Stored records —
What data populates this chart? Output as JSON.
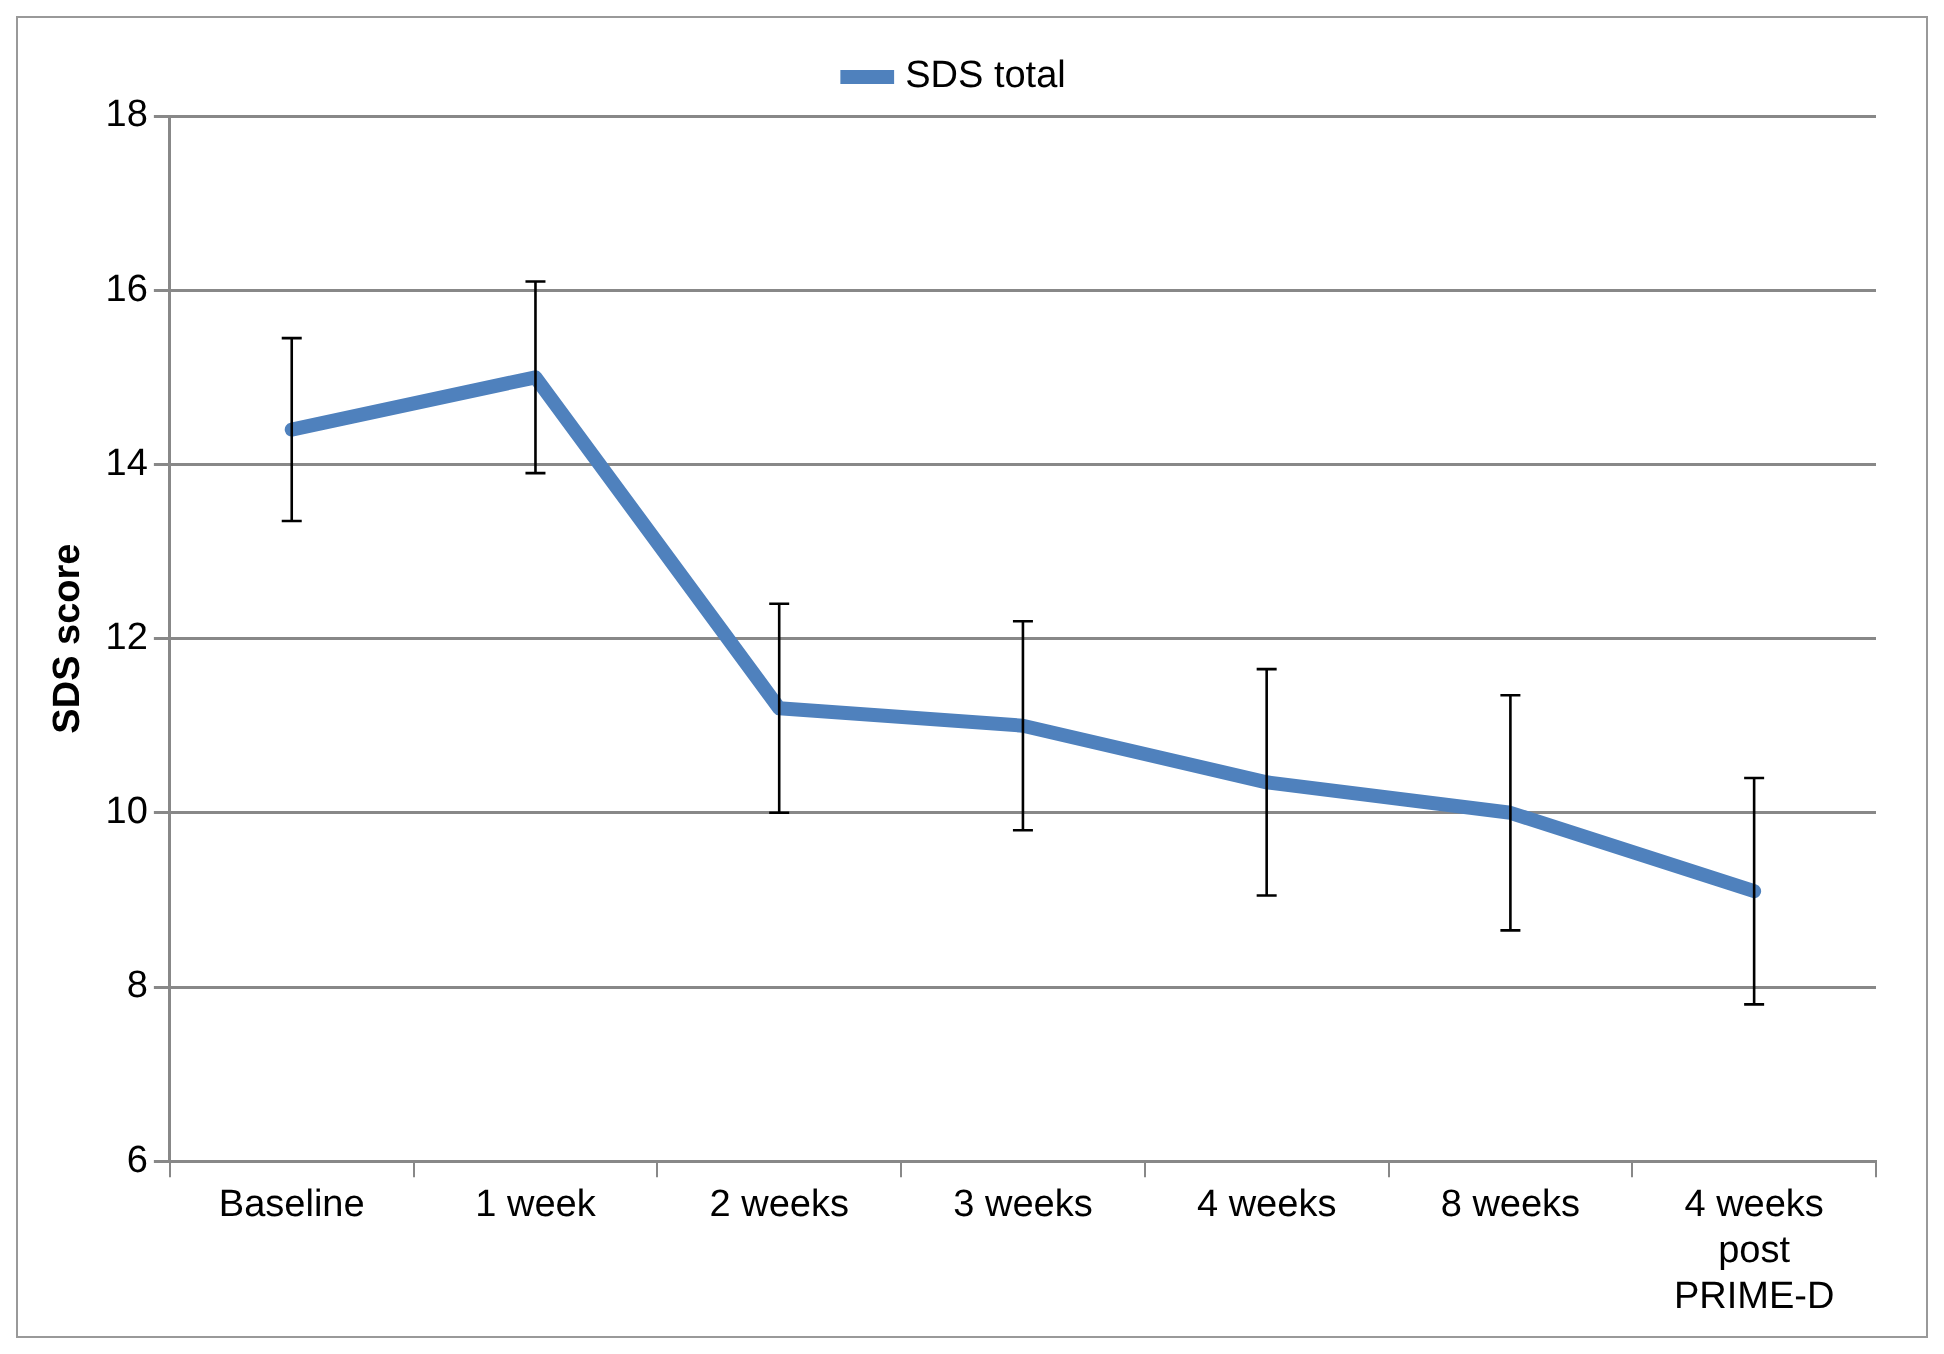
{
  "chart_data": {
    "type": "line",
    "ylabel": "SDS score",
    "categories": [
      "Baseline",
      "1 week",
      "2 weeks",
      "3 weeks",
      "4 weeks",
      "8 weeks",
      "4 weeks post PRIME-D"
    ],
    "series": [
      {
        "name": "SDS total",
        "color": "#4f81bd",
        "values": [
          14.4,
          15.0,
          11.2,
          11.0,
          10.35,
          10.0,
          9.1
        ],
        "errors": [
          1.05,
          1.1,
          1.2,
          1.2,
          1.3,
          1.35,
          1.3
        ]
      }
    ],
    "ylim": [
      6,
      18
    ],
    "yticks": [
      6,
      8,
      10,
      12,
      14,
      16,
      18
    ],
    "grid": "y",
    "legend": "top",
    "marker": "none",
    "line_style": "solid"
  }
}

Set task — Search the entries for the word "weeks" and pick out every line that holds it.

Full answer —
      "2 weeks",
      "3 weeks",
      "4 weeks",
      "8 weeks",
      "4 weeks post PRIME-D"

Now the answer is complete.